— START OF Provided data —

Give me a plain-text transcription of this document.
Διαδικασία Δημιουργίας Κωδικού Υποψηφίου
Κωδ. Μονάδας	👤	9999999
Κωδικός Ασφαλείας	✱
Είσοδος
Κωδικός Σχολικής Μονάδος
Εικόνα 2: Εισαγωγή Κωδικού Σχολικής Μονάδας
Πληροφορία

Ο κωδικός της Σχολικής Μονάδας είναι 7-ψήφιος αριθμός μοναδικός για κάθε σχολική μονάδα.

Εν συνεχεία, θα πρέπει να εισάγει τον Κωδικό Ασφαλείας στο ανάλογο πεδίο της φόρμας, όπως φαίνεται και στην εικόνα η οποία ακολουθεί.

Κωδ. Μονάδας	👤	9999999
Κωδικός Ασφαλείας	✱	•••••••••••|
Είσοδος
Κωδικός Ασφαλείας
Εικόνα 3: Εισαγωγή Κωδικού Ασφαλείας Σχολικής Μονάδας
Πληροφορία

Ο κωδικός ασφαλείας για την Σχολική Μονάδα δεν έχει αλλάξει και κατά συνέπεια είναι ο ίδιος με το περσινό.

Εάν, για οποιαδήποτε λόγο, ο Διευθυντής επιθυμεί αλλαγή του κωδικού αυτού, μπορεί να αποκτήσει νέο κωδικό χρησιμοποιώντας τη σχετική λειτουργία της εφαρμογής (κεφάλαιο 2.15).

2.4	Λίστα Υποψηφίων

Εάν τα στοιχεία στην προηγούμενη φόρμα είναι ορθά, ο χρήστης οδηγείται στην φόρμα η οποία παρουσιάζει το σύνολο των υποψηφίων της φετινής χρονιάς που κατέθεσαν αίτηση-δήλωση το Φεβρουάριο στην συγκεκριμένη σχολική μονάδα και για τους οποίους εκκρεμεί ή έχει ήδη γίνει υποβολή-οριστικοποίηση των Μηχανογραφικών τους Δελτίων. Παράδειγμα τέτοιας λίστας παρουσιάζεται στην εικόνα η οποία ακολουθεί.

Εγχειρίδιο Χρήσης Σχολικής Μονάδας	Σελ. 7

— END OF Provided data —

Repeat the data precisely, line by line.

▶ **Response**
Give me a plain-text transcription of this document.
Διαδικασία Δημιουργίας Κωδικού Υποψηφίου
Κωδ. Μονάδας	👤	9999999
Κωδικός Ασφαλείας	✱
Είσοδος
Κωδικός Σχολικής Μονάδος
Εικόνα 2: Εισαγωγή Κωδικού Σχολικής Μονάδας
Πληροφορία

Ο κωδικός της Σχολικής Μονάδας είναι 7-ψήφιος αριθμός μοναδικός για κάθε σχολική μονάδα.

Εν συνεχεία, θα πρέπει να εισάγει τον Κωδικό Ασφαλείας στο ανάλογο πεδίο της φόρμας, όπως φαίνεται και στην εικόνα η οποία ακολουθεί.

Κωδ. Μονάδας	👤	9999999
Κωδικός Ασφαλείας	✱	•••••••••••|
Είσοδος
Κωδικός Ασφαλείας
Εικόνα 3: Εισαγωγή Κωδικού Ασφαλείας Σχολικής Μονάδας
Πληροφορία

Ο κωδικός ασφαλείας για την Σχολική Μονάδα δεν έχει αλλάξει και κατά συνέπεια είναι ο ίδιος με το περσινό.

Εάν, για οποιαδήποτε λόγο, ο Διευθυντής επιθυμεί αλλαγή του κωδικού αυτού, μπορεί να αποκτήσει νέο κωδικό χρησιμοποιώντας τη σχετική λειτουργία της εφαρμογής (κεφάλαιο 2.15).

2.4	Λίστα Υποψηφίων

Εάν τα στοιχεία στην προηγούμενη φόρμα είναι ορθά, ο χρήστης οδηγείται στην φόρμα η οποία παρουσιάζει το σύνολο των υποψηφίων της φετινής χρονιάς που κατέθεσαν αίτηση-δήλωση το Φεβρουάριο στην συγκεκριμένη σχολική μονάδα και για τους οποίους εκκρεμεί ή έχει ήδη γίνει υποβολή-οριστικοποίηση των Μηχανογραφικών τους Δελτίων. Παράδειγμα τέτοιας λίστας παρουσιάζεται στην εικόνα η οποία ακολουθεί.

Εγχειρίδιο Χρήσης Σχολικής Μονάδας	Σελ. 7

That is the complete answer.